▶ [YOUR OBJECTIVE] Below is some material; transcribe all of it exactly.
▶
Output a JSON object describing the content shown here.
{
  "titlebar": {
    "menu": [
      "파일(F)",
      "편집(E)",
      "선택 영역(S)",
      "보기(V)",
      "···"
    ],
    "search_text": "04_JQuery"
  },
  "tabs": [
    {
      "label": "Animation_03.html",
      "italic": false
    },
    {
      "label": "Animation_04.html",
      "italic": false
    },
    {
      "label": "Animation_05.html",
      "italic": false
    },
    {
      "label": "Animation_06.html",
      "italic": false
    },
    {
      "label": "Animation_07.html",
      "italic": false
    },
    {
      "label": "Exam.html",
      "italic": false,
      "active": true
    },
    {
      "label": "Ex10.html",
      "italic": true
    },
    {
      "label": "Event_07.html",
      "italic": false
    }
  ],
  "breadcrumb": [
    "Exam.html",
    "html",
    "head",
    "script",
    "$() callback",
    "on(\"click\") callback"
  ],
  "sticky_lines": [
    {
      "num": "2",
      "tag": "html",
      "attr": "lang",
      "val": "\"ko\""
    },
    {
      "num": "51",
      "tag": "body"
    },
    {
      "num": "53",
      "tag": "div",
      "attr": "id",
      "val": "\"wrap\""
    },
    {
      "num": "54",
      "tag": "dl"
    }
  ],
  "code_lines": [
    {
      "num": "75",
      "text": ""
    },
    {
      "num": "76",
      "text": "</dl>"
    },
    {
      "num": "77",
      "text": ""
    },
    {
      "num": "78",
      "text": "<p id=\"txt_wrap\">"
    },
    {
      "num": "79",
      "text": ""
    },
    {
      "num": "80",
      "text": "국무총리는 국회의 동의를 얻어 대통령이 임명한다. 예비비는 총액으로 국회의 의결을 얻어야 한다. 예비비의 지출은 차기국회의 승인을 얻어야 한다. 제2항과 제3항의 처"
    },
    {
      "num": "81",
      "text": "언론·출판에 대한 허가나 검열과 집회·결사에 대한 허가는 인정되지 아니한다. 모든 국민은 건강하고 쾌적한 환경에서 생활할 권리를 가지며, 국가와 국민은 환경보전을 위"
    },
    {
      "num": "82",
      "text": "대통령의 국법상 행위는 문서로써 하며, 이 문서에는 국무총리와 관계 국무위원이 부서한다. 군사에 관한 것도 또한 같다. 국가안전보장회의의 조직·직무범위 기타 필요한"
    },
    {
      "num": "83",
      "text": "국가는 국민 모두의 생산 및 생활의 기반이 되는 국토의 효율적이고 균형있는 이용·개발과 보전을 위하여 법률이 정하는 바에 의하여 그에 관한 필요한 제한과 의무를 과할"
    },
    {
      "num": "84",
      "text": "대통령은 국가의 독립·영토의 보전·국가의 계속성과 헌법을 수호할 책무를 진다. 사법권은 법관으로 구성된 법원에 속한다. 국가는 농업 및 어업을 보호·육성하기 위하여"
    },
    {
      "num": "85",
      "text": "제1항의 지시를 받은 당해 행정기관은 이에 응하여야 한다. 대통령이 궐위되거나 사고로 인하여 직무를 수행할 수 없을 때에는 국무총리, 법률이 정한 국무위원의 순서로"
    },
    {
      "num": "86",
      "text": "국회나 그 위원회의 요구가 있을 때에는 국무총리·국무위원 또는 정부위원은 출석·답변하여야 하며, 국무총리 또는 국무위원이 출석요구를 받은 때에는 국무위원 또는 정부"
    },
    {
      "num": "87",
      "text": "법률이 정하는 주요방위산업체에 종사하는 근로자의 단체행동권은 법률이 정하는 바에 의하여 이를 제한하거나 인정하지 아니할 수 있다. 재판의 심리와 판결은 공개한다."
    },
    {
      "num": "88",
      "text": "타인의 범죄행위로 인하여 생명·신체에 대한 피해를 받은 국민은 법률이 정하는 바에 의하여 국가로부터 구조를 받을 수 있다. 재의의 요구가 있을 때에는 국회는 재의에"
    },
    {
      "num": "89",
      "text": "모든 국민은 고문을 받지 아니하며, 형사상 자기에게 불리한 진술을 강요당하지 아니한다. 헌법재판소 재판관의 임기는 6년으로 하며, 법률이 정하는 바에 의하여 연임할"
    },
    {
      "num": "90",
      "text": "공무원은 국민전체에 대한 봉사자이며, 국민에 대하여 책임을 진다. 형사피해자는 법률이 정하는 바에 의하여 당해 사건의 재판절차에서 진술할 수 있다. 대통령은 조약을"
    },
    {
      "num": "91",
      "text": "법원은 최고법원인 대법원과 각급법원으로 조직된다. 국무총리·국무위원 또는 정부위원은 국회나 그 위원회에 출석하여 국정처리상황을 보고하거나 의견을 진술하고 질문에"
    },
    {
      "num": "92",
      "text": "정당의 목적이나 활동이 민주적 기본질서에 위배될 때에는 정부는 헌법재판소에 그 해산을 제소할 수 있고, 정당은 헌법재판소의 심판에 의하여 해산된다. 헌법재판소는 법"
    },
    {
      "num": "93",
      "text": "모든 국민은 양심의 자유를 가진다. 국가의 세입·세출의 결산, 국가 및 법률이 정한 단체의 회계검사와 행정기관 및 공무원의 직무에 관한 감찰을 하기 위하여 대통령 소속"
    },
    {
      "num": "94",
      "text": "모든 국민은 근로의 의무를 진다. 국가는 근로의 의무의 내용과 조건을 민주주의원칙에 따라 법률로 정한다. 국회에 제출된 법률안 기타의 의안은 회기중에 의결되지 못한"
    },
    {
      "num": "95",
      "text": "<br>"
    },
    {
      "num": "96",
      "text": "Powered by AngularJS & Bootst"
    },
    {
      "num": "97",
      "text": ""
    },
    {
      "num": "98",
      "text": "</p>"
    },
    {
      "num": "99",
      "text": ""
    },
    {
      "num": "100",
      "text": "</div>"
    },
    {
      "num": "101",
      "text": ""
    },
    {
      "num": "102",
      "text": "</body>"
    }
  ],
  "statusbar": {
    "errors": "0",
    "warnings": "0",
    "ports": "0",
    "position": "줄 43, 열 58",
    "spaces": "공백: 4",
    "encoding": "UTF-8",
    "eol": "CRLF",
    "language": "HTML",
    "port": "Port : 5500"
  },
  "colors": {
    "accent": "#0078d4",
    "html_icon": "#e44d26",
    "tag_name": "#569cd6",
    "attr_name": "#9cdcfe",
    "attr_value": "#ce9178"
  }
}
◀
▶ [THE OUTPUT]
Output a JSON object describing the content shown here.
{
  "titlebar": {
    "menu": [
      "파일(F)",
      "편집(E)",
      "선택 영역(S)",
      "보기(V)",
      "···"
    ],
    "search_text": "04_JQuery"
  },
  "tabs": [
    {
      "label": "Animation_03.html",
      "italic": false
    },
    {
      "label": "Animation_04.html",
      "italic": false
    },
    {
      "label": "Animation_05.html",
      "italic": false
    },
    {
      "label": "Animation_06.html",
      "italic": false
    },
    {
      "label": "Animation_07.html",
      "italic": false
    },
    {
      "label": "Exam.html",
      "italic": false,
      "active": true
    },
    {
      "label": "Ex10.html",
      "italic": true
    },
    {
      "label": "Event_07.html",
      "italic": false
    }
  ],
  "breadcrumb": [
    "Exam.html",
    "html",
    "head",
    "script",
    "$() callback",
    "on(\"click\") callback"
  ],
  "sticky_lines": [
    {
      "num": "2",
      "tag": "html",
      "attr": "lang",
      "val": "\"ko\""
    },
    {
      "num": "51",
      "tag": "body"
    },
    {
      "num": "53",
      "tag": "div",
      "attr": "id",
      "val": "\"wrap\""
    },
    {
      "num": "54",
      "tag": "dl"
    }
  ],
  "code_lines": [
    {
      "num": "75",
      "text": ""
    },
    {
      "num": "76",
      "text": "</dl>"
    },
    {
      "num": "77",
      "text": ""
    },
    {
      "num": "78",
      "text": "<p id=\"txt_wrap\">"
    },
    {
      "num": "79",
      "text": ""
    },
    {
      "num": "80",
      "text": "국무총리는 국회의 동의를 얻어 대통령이 임명한다. 예비비는 총액으로 국회의 의결을 얻어야 한다. 예비비의 지출은 차기국회의 승인을 얻어야 한다. 제2항과 제3항의 처"
    },
    {
      "num": "81",
      "text": "언론·출판에 대한 허가나 검열과 집회·결사에 대한 허가는 인정되지 아니한다. 모든 국민은 건강하고 쾌적한 환경에서 생활할 권리를 가지며, 국가와 국민은 환경보전을 위"
    },
    {
      "num": "82",
      "text": "대통령의 국법상 행위는 문서로써 하며, 이 문서에는 국무총리와 관계 국무위원이 부서한다. 군사에 관한 것도 또한 같다. 국가안전보장회의의 조직·직무범위 기타 필요한"
    },
    {
      "num": "83",
      "text": "국가는 국민 모두의 생산 및 생활의 기반이 되는 국토의 효율적이고 균형있는 이용·개발과 보전을 위하여 법률이 정하는 바에 의하여 그에 관한 필요한 제한과 의무를 과할"
    },
    {
      "num": "84",
      "text": "대통령은 국가의 독립·영토의 보전·국가의 계속성과 헌법을 수호할 책무를 진다. 사법권은 법관으로 구성된 법원에 속한다. 국가는 농업 및 어업을 보호·육성하기 위하여"
    },
    {
      "num": "85",
      "text": "제1항의 지시를 받은 당해 행정기관은 이에 응하여야 한다. 대통령이 궐위되거나 사고로 인하여 직무를 수행할 수 없을 때에는 국무총리, 법률이 정한 국무위원의 순서로"
    },
    {
      "num": "86",
      "text": "국회나 그 위원회의 요구가 있을 때에는 국무총리·국무위원 또는 정부위원은 출석·답변하여야 하며, 국무총리 또는 국무위원이 출석요구를 받은 때에는 국무위원 또는 정부"
    },
    {
      "num": "87",
      "text": "법률이 정하는 주요방위산업체에 종사하는 근로자의 단체행동권은 법률이 정하는 바에 의하여 이를 제한하거나 인정하지 아니할 수 있다. 재판의 심리와 판결은 공개한다."
    },
    {
      "num": "88",
      "text": "타인의 범죄행위로 인하여 생명·신체에 대한 피해를 받은 국민은 법률이 정하는 바에 의하여 국가로부터 구조를 받을 수 있다. 재의의 요구가 있을 때에는 국회는 재의에"
    },
    {
      "num": "89",
      "text": "모든 국민은 고문을 받지 아니하며, 형사상 자기에게 불리한 진술을 강요당하지 아니한다. 헌법재판소 재판관의 임기는 6년으로 하며, 법률이 정하는 바에 의하여 연임할"
    },
    {
      "num": "90",
      "text": "공무원은 국민전체에 대한 봉사자이며, 국민에 대하여 책임을 진다. 형사피해자는 법률이 정하는 바에 의하여 당해 사건의 재판절차에서 진술할 수 있다. 대통령은 조약을"
    },
    {
      "num": "91",
      "text": "법원은 최고법원인 대법원과 각급법원으로 조직된다. 국무총리·국무위원 또는 정부위원은 국회나 그 위원회에 출석하여 국정처리상황을 보고하거나 의견을 진술하고 질문에"
    },
    {
      "num": "92",
      "text": "정당의 목적이나 활동이 민주적 기본질서에 위배될 때에는 정부는 헌법재판소에 그 해산을 제소할 수 있고, 정당은 헌법재판소의 심판에 의하여 해산된다. 헌법재판소는 법"
    },
    {
      "num": "93",
      "text": "모든 국민은 양심의 자유를 가진다. 국가의 세입·세출의 결산, 국가 및 법률이 정한 단체의 회계검사와 행정기관 및 공무원의 직무에 관한 감찰을 하기 위하여 대통령 소속"
    },
    {
      "num": "94",
      "text": "모든 국민은 근로의 의무를 진다. 국가는 근로의 의무의 내용과 조건을 민주주의원칙에 따라 법률로 정한다. 국회에 제출된 법률안 기타의 의안은 회기중에 의결되지 못한"
    },
    {
      "num": "95",
      "text": "<br>"
    },
    {
      "num": "96",
      "text": "Powered by AngularJS & Bootst"
    },
    {
      "num": "97",
      "text": ""
    },
    {
      "num": "98",
      "text": "</p>"
    },
    {
      "num": "99",
      "text": ""
    },
    {
      "num": "100",
      "text": "</div>"
    },
    {
      "num": "101",
      "text": ""
    },
    {
      "num": "102",
      "text": "</body>"
    }
  ],
  "statusbar": {
    "errors": "0",
    "warnings": "0",
    "ports": "0",
    "position": "줄 43, 열 58",
    "spaces": "공백: 4",
    "encoding": "UTF-8",
    "eol": "CRLF",
    "language": "HTML",
    "port": "Port : 5500"
  },
  "colors": {
    "accent": "#0078d4",
    "html_icon": "#e44d26",
    "tag_name": "#569cd6",
    "attr_name": "#9cdcfe",
    "attr_value": "#ce9178"
  }
}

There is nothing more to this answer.